→ What you have to do: All of the listing below must be repeated word for word. Pictures are the only thing to omit.

(Source records)
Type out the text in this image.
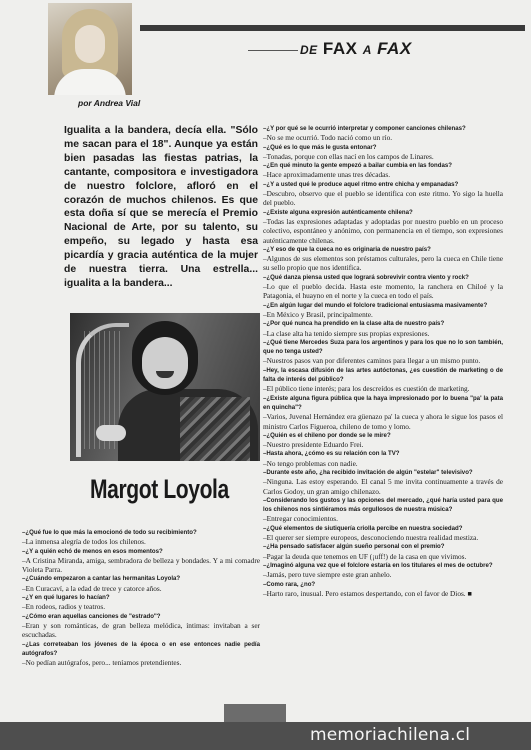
por Andrea Vial
DE FAX A FAX
Igualita a la bandera, decía ella. "Sólo me sacan para el 18". Aunque ya están bien pasadas las fiestas patrias, la cantante, compositora e investigadora de nuestro folclore, afloró en el corazón de muchos chilenos. Es que esta doña sí que se merecía el Premio Nacional de Arte, por su talento, su empeño, su legado y hasta esa picardía y gracia auténtica de la mujer de nuestra tierra. Una estrella... igualita a la bandera...
Margot Loyola

–¿Qué fue lo que más la emocionó de todo su recibimiento?

–La inmensa alegría de todos los chilenos.

–¿Y a quién echó de menos en esos momentos?

–A Cristina Miranda, amiga, sembradora de belleza y bondades. Y a mi comadre Violeta Parra.

–¿Cuándo empezaron a cantar las hermanitas Loyola?

–En Curacaví, a la edad de trece y catorce años.

–¿Y en qué lugares lo hacían?

–En rodeos, radios y teatros.

–¿Cómo eran aquellas canciones de "estrado"?

–Eran y son románticas, de gran belleza melódica, íntimas: invitaban a ser escuchadas.

–¿Las correteaban los jóvenes de la época o en ese entonces nadie pedía autógrafos?

–No pedían autógrafos, pero... teníamos pretendientes.

–¿Y por qué se le ocurrió interpretar y componer canciones chilenas?

–No se me ocurrió. Todo nació como un río.

–¿Qué es lo que más le gusta entonar?

–Tonadas, porque con ellas nací en los campos de Linares.

–¿En qué minuto la gente empezó a bailar cumbia en las fondas?

–Hace aproximadamente unas tres décadas.

–¿Y a usted qué le produce aquel ritmo entre chicha y empanadas?

–Descubro, observo que el pueblo se identifica con este ritmo. Yo sigo la huella del pueblo.

–¿Existe alguna expresión auténticamente chilena?

–Todas las expresiones adaptadas y adoptadas por nuestro pueblo en un proceso colectivo, espontáneo y anónimo, con permanencia en el tiempo, son expresiones auténticamente chilenas.

–¿Y eso de que la cueca no es originaria de nuestro país?

–Algunos de sus elementos son préstamos culturales, pero la cueca en Chile tiene su sello propio que nos identifica.

–¿Qué danza piensa usted que logrará sobrevivir contra viento y rock?

–Lo que el pueblo decida. Hasta este momento, la ranchera en Chiloé y la Patagonia, el huayno en el norte y la cueca en todo el país.

–¿En algún lugar del mundo el folclore tradicional entusiasma masivamente?

–En México y Brasil, principalmente.

–¿Por qué nunca ha prendido en la clase alta de nuestro país?

–La clase alta ha tenido siempre sus propias expresiones.

–¿Qué tiene Mercedes Suza para los argentinos y para los que no lo son también, que no tenga usted?

–Nuestros pasos van por diferentes caminos para llegar a un mismo punto.

–Hey, la escasa difusión de las artes autóctonas, ¿es cuestión de marketing o de falta de interés del público?

–El público tiene interés; para los descreídos es cuestión de marketing.

–¿Existe alguna figura pública que la haya impresionado por lo buena "pa' la pata en quincha"?

–Varios, Juvenal Hernández era güenazo pa' la cueca y ahora le sigue los pasos el ministro Carlos Figueroa, chileno de tomo y lomo.

–¿Quién es el chileno por donde se le mire?

–Nuestro presidente Eduardo Frei.

–Hasta ahora, ¿cómo es su relación con la TV?

–No tengo problemas con nadie.

–Durante este año, ¿ha recibido invitación de algún "estelar" televisivo?

–Ninguna. Las estoy esperando. El canal 5 me invita continuamente a través de Carlos Godoy, un gran amigo chilenazo.

–Considerando los gustos y las opciones del mercado, ¿qué haría usted para que los chilenos nos sintiéramos más orgullosos de nuestra música?

–Entregar conocimientos.

–¿Qué elementos de siutiquería criolla percibe en nuestra sociedad?

–El querer ser siempre europeos, desconociendo nuestra realidad mestiza.

–¿Ha pensado satisfacer algún sueño personal con el premio?

–Pagar la deuda que tenemos en UF (¡uff!) de la casa en que vivimos.

–¿Imaginó alguna vez que el folclore estaría en los titulares el mes de octubre?

–Jamás, pero tuve siempre este gran anhelo.

–Como rara, ¿no?

–Harto raro, inusual. Pero estamos despertando, con el favor de Dios. ■

memoriachilena.cl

→ Reply:
Type out the text in this image.
por Andrea Vial
DE FAX A FAX
Igualita a la bandera, decía ella. "Sólo me sacan para el 18". Aunque ya están bien pasadas las fiestas patrias, la cantante, compositora e investigadora de nuestro folclore, afloró en el corazón de muchos chilenos. Es que esta doña sí que se merecía el Premio Nacional de Arte, por su talento, su empeño, su legado y hasta esa picardía y gracia auténtica de la mujer de nuestra tierra. Una estrella... igualita a la bandera...
Margot Loyola

–¿Qué fue lo que más la emocionó de todo su recibimiento?

–La inmensa alegría de todos los chilenos.

–¿Y a quién echó de menos en esos momentos?

–A Cristina Miranda, amiga, sembradora de belleza y bondades. Y a mi comadre Violeta Parra.

–¿Cuándo empezaron a cantar las hermanitas Loyola?

–En Curacaví, a la edad de trece y catorce años.

–¿Y en qué lugares lo hacían?

–En rodeos, radios y teatros.

–¿Cómo eran aquellas canciones de "estrado"?

–Eran y son románticas, de gran belleza melódica, íntimas: invitaban a ser escuchadas.

–¿Las correteaban los jóvenes de la época o en ese entonces nadie pedía autógrafos?

–No pedían autógrafos, pero... teníamos pretendientes.

–¿Y por qué se le ocurrió interpretar y componer canciones chilenas?

–No se me ocurrió. Todo nació como un río.

–¿Qué es lo que más le gusta entonar?

–Tonadas, porque con ellas nací en los campos de Linares.

–¿En qué minuto la gente empezó a bailar cumbia en las fondas?

–Hace aproximadamente unas tres décadas.

–¿Y a usted qué le produce aquel ritmo entre chicha y empanadas?

–Descubro, observo que el pueblo se identifica con este ritmo. Yo sigo la huella del pueblo.

–¿Existe alguna expresión auténticamente chilena?

–Todas las expresiones adaptadas y adoptadas por nuestro pueblo en un proceso colectivo, espontáneo y anónimo, con permanencia en el tiempo, son expresiones auténticamente chilenas.

–¿Y eso de que la cueca no es originaria de nuestro país?

–Algunos de sus elementos son préstamos culturales, pero la cueca en Chile tiene su sello propio que nos identifica.

–¿Qué danza piensa usted que logrará sobrevivir contra viento y rock?

–Lo que el pueblo decida. Hasta este momento, la ranchera en Chiloé y la Patagonia, el huayno en el norte y la cueca en todo el país.

–¿En algún lugar del mundo el folclore tradicional entusiasma masivamente?

–En México y Brasil, principalmente.

–¿Por qué nunca ha prendido en la clase alta de nuestro país?

–La clase alta ha tenido siempre sus propias expresiones.

–¿Qué tiene Mercedes Suza para los argentinos y para los que no lo son también, que no tenga usted?

–Nuestros pasos van por diferentes caminos para llegar a un mismo punto.

–Hey, la escasa difusión de las artes autóctonas, ¿es cuestión de marketing o de falta de interés del público?

–El público tiene interés; para los descreídos es cuestión de marketing.

–¿Existe alguna figura pública que la haya impresionado por lo buena "pa' la pata en quincha"?

–Varios, Juvenal Hernández era güenazo pa' la cueca y ahora le sigue los pasos el ministro Carlos Figueroa, chileno de tomo y lomo.

–¿Quién es el chileno por donde se le mire?

–Nuestro presidente Eduardo Frei.

–Hasta ahora, ¿cómo es su relación con la TV?

–No tengo problemas con nadie.

–Durante este año, ¿ha recibido invitación de algún "estelar" televisivo?

–Ninguna. Las estoy esperando. El canal 5 me invita continuamente a través de Carlos Godoy, un gran amigo chilenazo.

–Considerando los gustos y las opciones del mercado, ¿qué haría usted para que los chilenos nos sintiéramos más orgullosos de nuestra música?

–Entregar conocimientos.

–¿Qué elementos de siutiquería criolla percibe en nuestra sociedad?

–El querer ser siempre europeos, desconociendo nuestra realidad mestiza.

–¿Ha pensado satisfacer algún sueño personal con el premio?

–Pagar la deuda que tenemos en UF (¡uff!) de la casa en que vivimos.

–¿Imaginó alguna vez que el folclore estaría en los titulares el mes de octubre?

–Jamás, pero tuve siempre este gran anhelo.

–Como rara, ¿no?

–Harto raro, inusual. Pero estamos despertando, con el favor de Dios. ■

memoriachilena.cl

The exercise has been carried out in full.